What you should do:
Filter the entries, keeping every line with the word "plugins".

** BEGIN **

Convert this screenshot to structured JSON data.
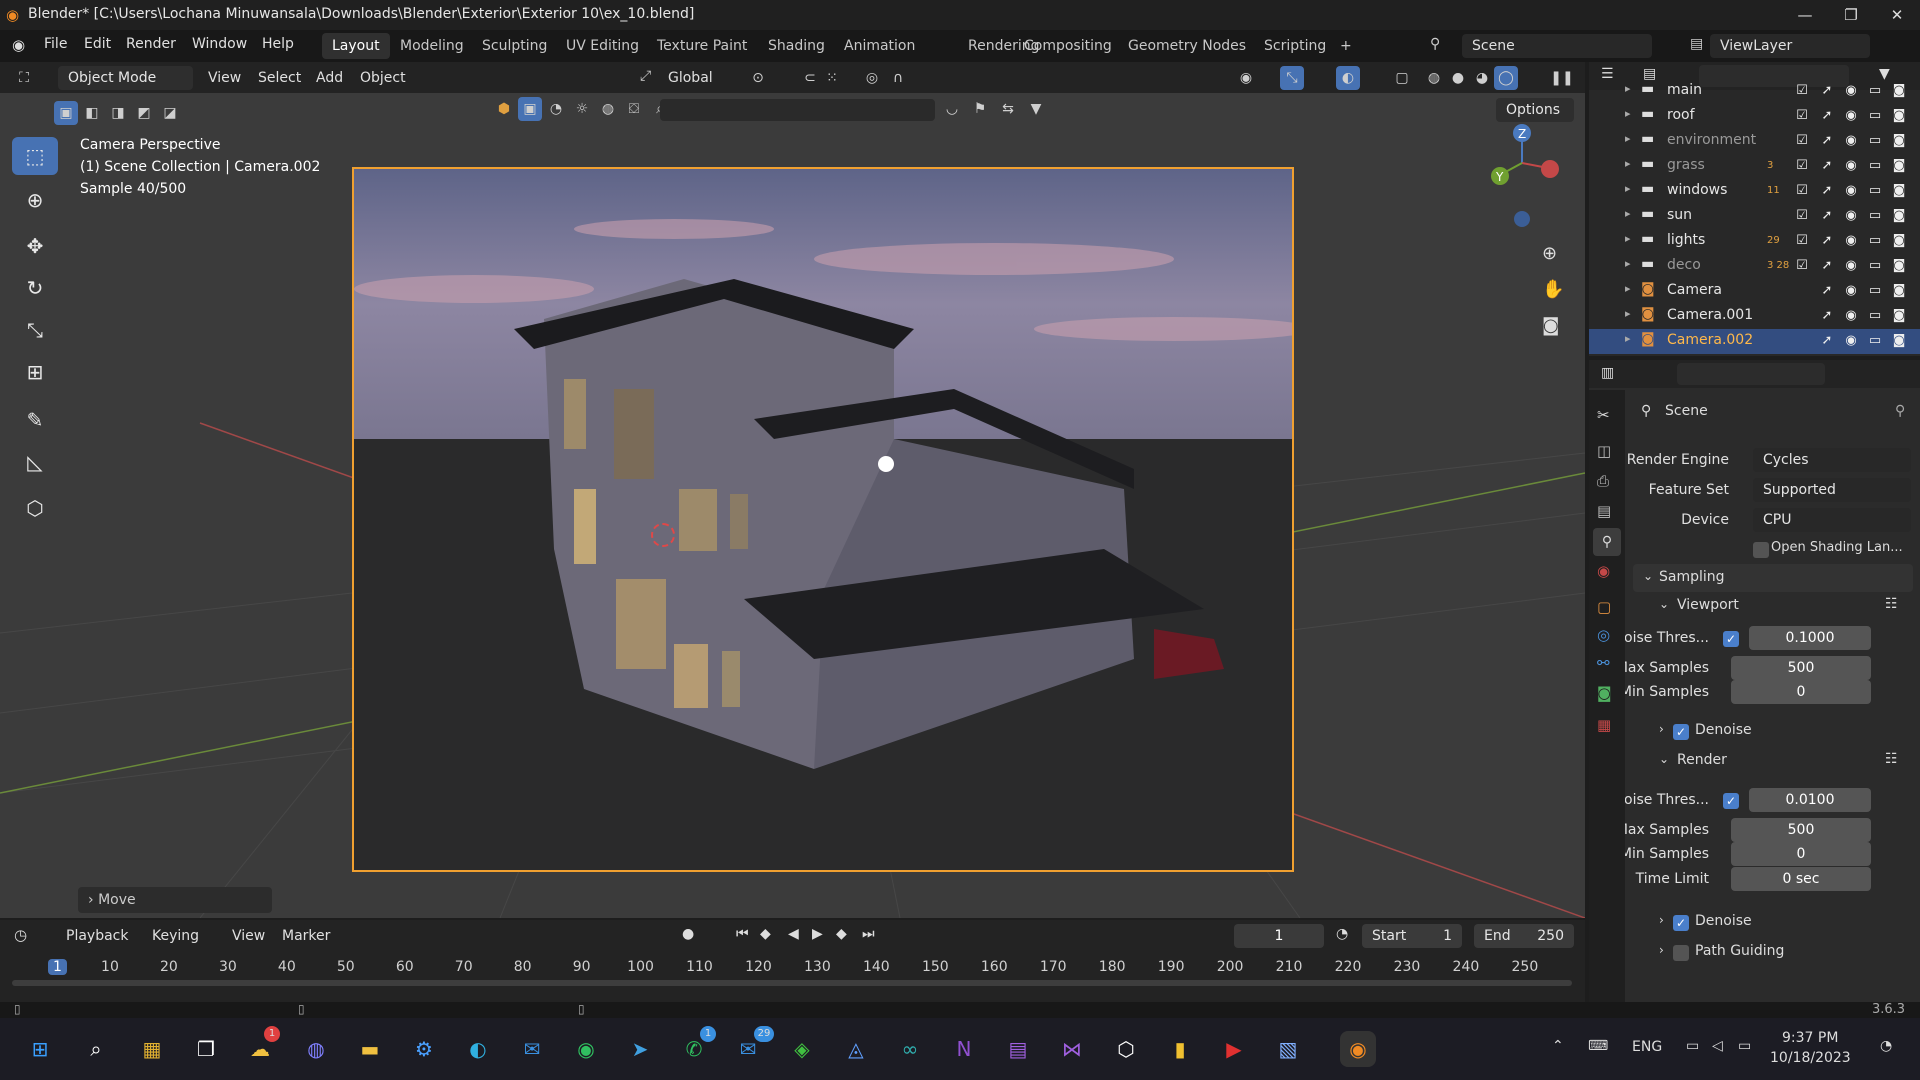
{
  "titlebar": {
    "title": "Blender* [C:\\Users\\Lochana Minuwansala\\Downloads\\Blender\\Exterior\\Exterior 10\\ex_10.blend]",
    "minimize": "—",
    "restore": "❐",
    "close": "✕"
  },
  "menu": [
    "File",
    "Edit",
    "Render",
    "Window",
    "Help"
  ],
  "workspaces": [
    "Layout",
    "Modeling",
    "Sculpting",
    "UV Editing",
    "Texture Paint",
    "Shading",
    "Animation",
    "Rendering",
    "Compositing",
    "Geometry Nodes",
    "Scripting",
    "+"
  ],
  "scene": {
    "name": "Scene",
    "viewlayer": "ViewLayer"
  },
  "viewport_header": {
    "mode": "Object Mode",
    "view": "View",
    "select": "Select",
    "add": "Add",
    "object": "Object",
    "orientation": "Global",
    "options": "Options"
  },
  "overlay": {
    "line1": "Camera Perspective",
    "line2": "(1) Scene Collection | Camera.002",
    "line3": "Sample 40/500",
    "last_op": "Move"
  },
  "outliner": [
    {
      "name": "main",
      "level": 2
    },
    {
      "name": "roof",
      "level": 1
    },
    {
      "name": "environment",
      "level": 1
    },
    {
      "name": "grass",
      "level": 1,
      "badge": "3"
    },
    {
      "name": "windows",
      "level": 1,
      "badge": "11"
    },
    {
      "name": "sun",
      "level": 1
    },
    {
      "name": "lights",
      "level": 1,
      "badge": "29"
    },
    {
      "name": "deco",
      "level": 1,
      "badge": "3 28"
    },
    {
      "name": "Camera",
      "level": 1
    },
    {
      "name": "Camera.001",
      "level": 1
    },
    {
      "name": "Camera.002",
      "level": 1
    }
  ],
  "properties": {
    "context": "Scene",
    "render_engine_label": "Render Engine",
    "render_engine": "Cycles",
    "feature_set_label": "Feature Set",
    "feature_set": "Supported",
    "device_label": "Device",
    "device": "CPU",
    "osl": "Open Shading Lan...",
    "sampling": "Sampling",
    "viewport": "Viewport",
    "vp_noise_label": "Noise Thres...",
    "vp_noise": "0.1000",
    "vp_max_label": "Max Samples",
    "vp_max": "500",
    "vp_min_label": "Min Samples",
    "vp_min": "0",
    "vp_denoise": "Denoise",
    "render": "Render",
    "r_noise_label": "Noise Thres...",
    "r_noise": "0.0100",
    "r_max_label": "Max Samples",
    "r_max": "500",
    "r_min_label": "Min Samples",
    "r_min": "0",
    "r_time_label": "Time Limit",
    "r_time": "0 sec",
    "r_denoise": "Denoise",
    "path_guiding": "Path Guiding"
  },
  "timeline": {
    "playback": "Playback",
    "keying": "Keying",
    "view": "View",
    "marker": "Marker",
    "current": "1",
    "start_label": "Start",
    "start": "1",
    "end_label": "End",
    "end": "250",
    "ticks": [
      "1",
      "10",
      "20",
      "30",
      "40",
      "50",
      "60",
      "70",
      "80",
      "90",
      "100",
      "110",
      "120",
      "130",
      "140",
      "150",
      "160",
      "170",
      "180",
      "190",
      "200",
      "210",
      "220",
      "230",
      "240",
      "250"
    ]
  },
  "status": {
    "version": "3.6.3"
  },
  "taskbar": {
    "lang": "ENG",
    "time": "9:37 PM",
    "date": "10/18/2023",
    "badge_whatsapp": "1",
    "badge_mail": "29",
    "badge_weather": "1"
  }
}
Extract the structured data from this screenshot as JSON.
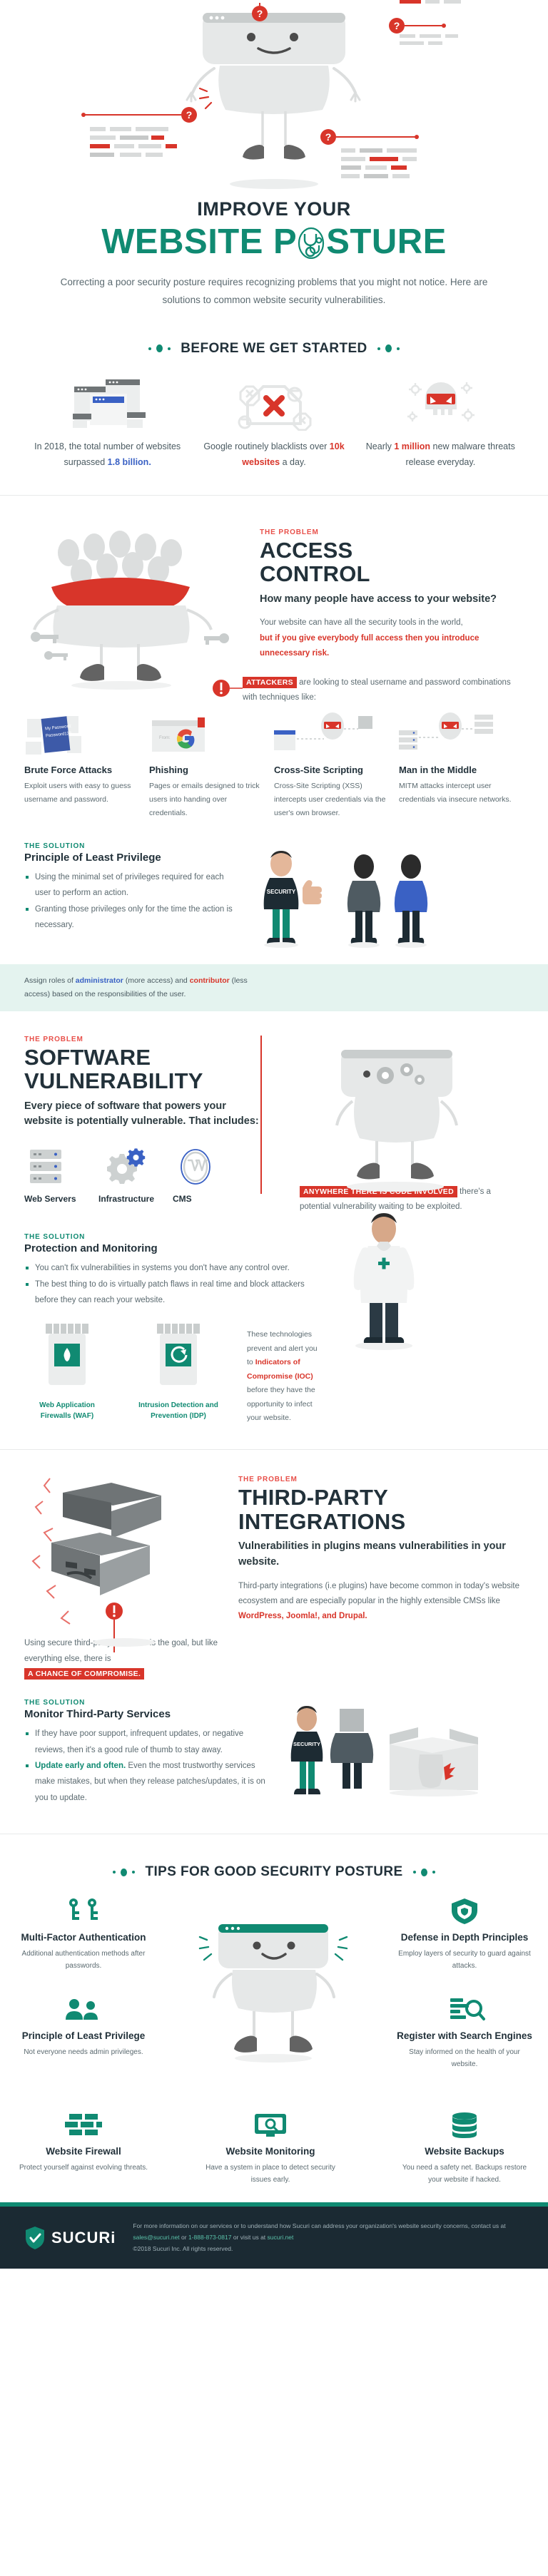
{
  "colors": {
    "teal": "#108a72",
    "red": "#d8352a",
    "dark": "#22313a",
    "blue": "#3a61c4",
    "band": "#e4f3ef"
  },
  "header": {
    "title_small": "IMPROVE YOUR",
    "title_large_a": "WEBSITE P",
    "title_large_b": "STURE",
    "intro": "Correcting a poor security posture requires recognizing problems that you might not notice. Here are solutions to common website security vulnerabilities."
  },
  "before": {
    "heading": "BEFORE WE GET STARTED",
    "stats": [
      {
        "icon": "browser-windows-icon",
        "parts": [
          {
            "t": "In 2018, the total number of websites surpassed ",
            "style": "normal"
          },
          {
            "t": "1.8 billion.",
            "style": "blue"
          }
        ]
      },
      {
        "icon": "red-x-blacklist-icon",
        "parts": [
          {
            "t": "Google routinely blacklists over ",
            "style": "normal"
          },
          {
            "t": "10k websites",
            "style": "red"
          },
          {
            "t": " a day.",
            "style": "normal"
          }
        ]
      },
      {
        "icon": "malware-skull-icon",
        "parts": [
          {
            "t": "Nearly ",
            "style": "normal"
          },
          {
            "t": "1 million",
            "style": "red"
          },
          {
            "t": " new malware threats release everyday.",
            "style": "normal"
          }
        ]
      }
    ]
  },
  "access_control": {
    "kicker": "THE PROBLEM",
    "title_line1": "ACCESS",
    "title_line2": "CONTROL",
    "subhead": "How many people have access to your website?",
    "body_normal": "Your website can have all the security tools in the world,",
    "body_red": "but if you give everybody full access then you introduce unnecessary risk.",
    "callout_tag": "ATTACKERS",
    "callout_text": "are looking to steal username and password combinations with techniques like:",
    "attacks": [
      {
        "icon": "password-note-icon",
        "title": "Brute Force Attacks",
        "desc": "Exploit users with easy to guess username and password.",
        "art_label": "My Password: Password123"
      },
      {
        "icon": "phishing-email-icon",
        "title": "Phishing",
        "desc": "Pages or emails designed to trick users into handing over credentials.",
        "art_label": "From:"
      },
      {
        "icon": "xss-browser-skull-icon",
        "title": "Cross-Site Scripting",
        "desc": "Cross-Site Scripting (XSS) intercepts user credentials via the user's own browser.",
        "art_label": ""
      },
      {
        "icon": "mitm-server-skull-icon",
        "title": "Man in the Middle",
        "desc": "MITM attacks intercept user credentials via insecure networks.",
        "art_label": ""
      }
    ],
    "solution": {
      "kicker": "THE SOLUTION",
      "title": "Principle of Least Privilege",
      "bullets": [
        "Using the minimal set of privileges required for each user to perform an action.",
        "Granting those privileges only for the time the action is necessary."
      ],
      "security_badge": "SECURITY"
    },
    "band": {
      "p1": "Assign roles of ",
      "admin": "administrator",
      "p2": " (more access) and ",
      "contrib": "contributor",
      "p3": " (less access) based on the responsibilities of the user."
    }
  },
  "software_vuln": {
    "kicker": "THE PROBLEM",
    "title_line1": "SOFTWARE",
    "title_line2": "VULNERABILITY",
    "subhead": "Every piece of software that powers your website is potentially vulnerable. That includes:",
    "includes": [
      {
        "icon": "server-stack-icon",
        "label": "Web Servers"
      },
      {
        "icon": "gears-icon",
        "label": "Infrastructure"
      },
      {
        "icon": "wordpress-icon",
        "label": "CMS"
      }
    ],
    "callout_tag": "ANYWHERE THERE IS CODE INVOLVED",
    "callout_text": "there's a potential vulnerability waiting to be exploited.",
    "solution": {
      "kicker": "THE SOLUTION",
      "title": "Protection and Monitoring",
      "bullets": [
        "You can't fix vulnerabilities in systems you don't have any control over.",
        "The best thing to do is virtually patch flaws in real time and block attackers before they can reach your website."
      ],
      "pills": [
        {
          "icon": "firewall-flame-icon",
          "caption": "Web Application Firewalls (WAF)"
        },
        {
          "icon": "intrusion-shield-icon",
          "caption": "Intrusion Detection and Prevention (IDP)"
        }
      ],
      "note_p1": "These technologies prevent and alert you to ",
      "note_red": "Indicators of Compromise (IOC)",
      "note_p2": " before they have the opportunity to infect your website."
    }
  },
  "third_party": {
    "kicker": "THE PROBLEM",
    "title_line1": "THIRD-PARTY",
    "title_line2": "INTEGRATIONS",
    "subhead": "Vulnerabilities in plugins means vulnerabilities in your website.",
    "body_p1": "Third-party integrations (i.e plugins) have become common in today's website ecosystem and are especially popular in the highly extensible CMSs like ",
    "body_red": "WordPress, Joomla!, and Drupal.",
    "caption_p1": "Using secure third-party providers is the goal, but like everything else, there is ",
    "caption_tag": "A CHANCE OF COMPROMISE.",
    "solution": {
      "kicker": "THE SOLUTION",
      "title": "Monitor Third-Party Services",
      "bullet1": "If they have poor support, infrequent updates, or negative reviews, then it's a good rule of thumb to stay away.",
      "bullet2_bold": "Update early and often.",
      "bullet2_rest": " Even the most trustworthy services make mistakes, but when they release patches/updates, it is on you to update.",
      "security_badge": "SECURITY"
    }
  },
  "tips": {
    "heading": "TIPS FOR GOOD SECURITY POSTURE",
    "items": [
      {
        "icon": "mfa-key-icon",
        "title": "Multi-Factor Authentication",
        "desc": "Additional authentication methods after passwords."
      },
      {
        "icon": "shield-layers-icon",
        "title": "Defense in Depth Principles",
        "desc": "Employ layers of security to guard against attacks."
      },
      {
        "icon": "users-privilege-icon",
        "title": "Principle of Least Privilege",
        "desc": "Not everyone needs admin privileges."
      },
      {
        "icon": "search-engine-icon",
        "title": "Register with Search Engines",
        "desc": "Stay informed on the health of your website."
      },
      {
        "icon": "firewall-brick-icon",
        "title": "Website Firewall",
        "desc": "Protect yourself against evolving threats."
      },
      {
        "icon": "monitoring-eye-icon",
        "title": "Website Monitoring",
        "desc": "Have a system in place to detect security issues early."
      },
      {
        "icon": "backup-database-icon",
        "title": "Website Backups",
        "desc": "You need a safety net. Backups restore your website if hacked."
      }
    ]
  },
  "footer": {
    "brand": "SUCURi",
    "logo_icon": "sucuri-shield-icon",
    "text_p1": "For more information on our services or to understand how Sucuri can address your organization's website security concerns, contact us at ",
    "email": "sales@sucuri.net",
    "text_p2": " or ",
    "phone": "1-888-873-0817",
    "text_p3": " or visit us at ",
    "site": "sucuri.net",
    "copyright": "©2018 Sucuri Inc. All rights reserved."
  }
}
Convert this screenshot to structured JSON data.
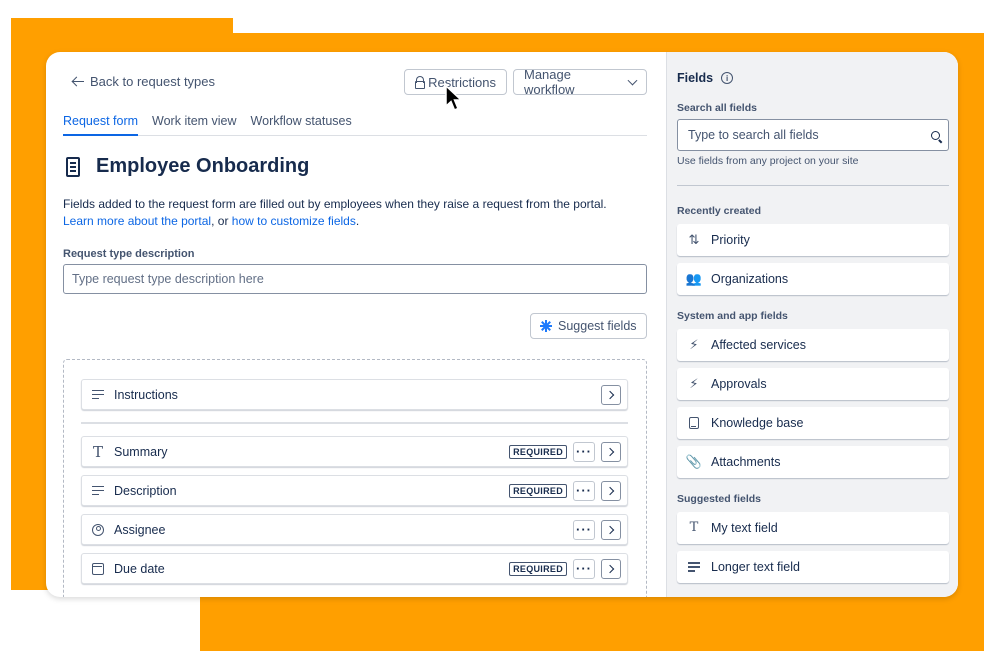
{
  "header": {
    "back_label": "Back to request types",
    "restrictions_label": "Restrictions",
    "workflow_label": "Manage workflow"
  },
  "tabs": [
    {
      "label": "Request form",
      "active": true
    },
    {
      "label": "Work item view",
      "active": false
    },
    {
      "label": "Workflow statuses",
      "active": false
    }
  ],
  "page": {
    "title": "Employee Onboarding",
    "description_text": "Fields added to the request form are filled out by employees when they raise a request from the portal.",
    "link1": "Learn more about the portal",
    "link_sep": ", or ",
    "link2": "how to customize fields",
    "link_end": ".",
    "description_label": "Request type description",
    "description_placeholder": "Type request type description here",
    "suggest_label": "Suggest fields"
  },
  "form_fields": [
    {
      "name": "Instructions",
      "icon": "lines-icon",
      "required": false,
      "more": false
    },
    {
      "name": "Summary",
      "icon": "text-icon",
      "required": true,
      "more": true
    },
    {
      "name": "Description",
      "icon": "lines-icon",
      "required": true,
      "more": true
    },
    {
      "name": "Assignee",
      "icon": "person-icon",
      "required": false,
      "more": true
    },
    {
      "name": "Due date",
      "icon": "calendar-icon",
      "required": true,
      "more": true
    }
  ],
  "required_badge": "REQUIRED",
  "more_glyph": "···",
  "sidebar": {
    "title": "Fields",
    "search_label": "Search all fields",
    "search_placeholder": "Type to search all fields",
    "hint": "Use fields from any project on your site",
    "recent_label": "Recently created",
    "recent": [
      {
        "name": "Priority",
        "icon": "sort-icon"
      },
      {
        "name": "Organizations",
        "icon": "people-icon"
      }
    ],
    "system_label": "System and app fields",
    "system": [
      {
        "name": "Affected services",
        "icon": "bolt-icon"
      },
      {
        "name": "Approvals",
        "icon": "bolt-icon"
      },
      {
        "name": "Knowledge base",
        "icon": "book-icon"
      },
      {
        "name": "Attachments",
        "icon": "paperclip-icon"
      }
    ],
    "suggested_label": "Suggested fields",
    "suggested": [
      {
        "name": "My text field",
        "icon": "text-icon"
      },
      {
        "name": "Longer text field",
        "icon": "lines-icon"
      }
    ]
  },
  "colors": {
    "background_accent": "#FF9F00",
    "link": "#0C66E4",
    "text": "#172B4D"
  }
}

** END **

Expected output:
    "subhead": "Vulnerabilities in plugins means vulnerabilities in your website.",
    "body_p1": "Third-party integrations (i.e plugins) have become common in today's website ecosystem and are especially popular in the highly extensible CMSs like ",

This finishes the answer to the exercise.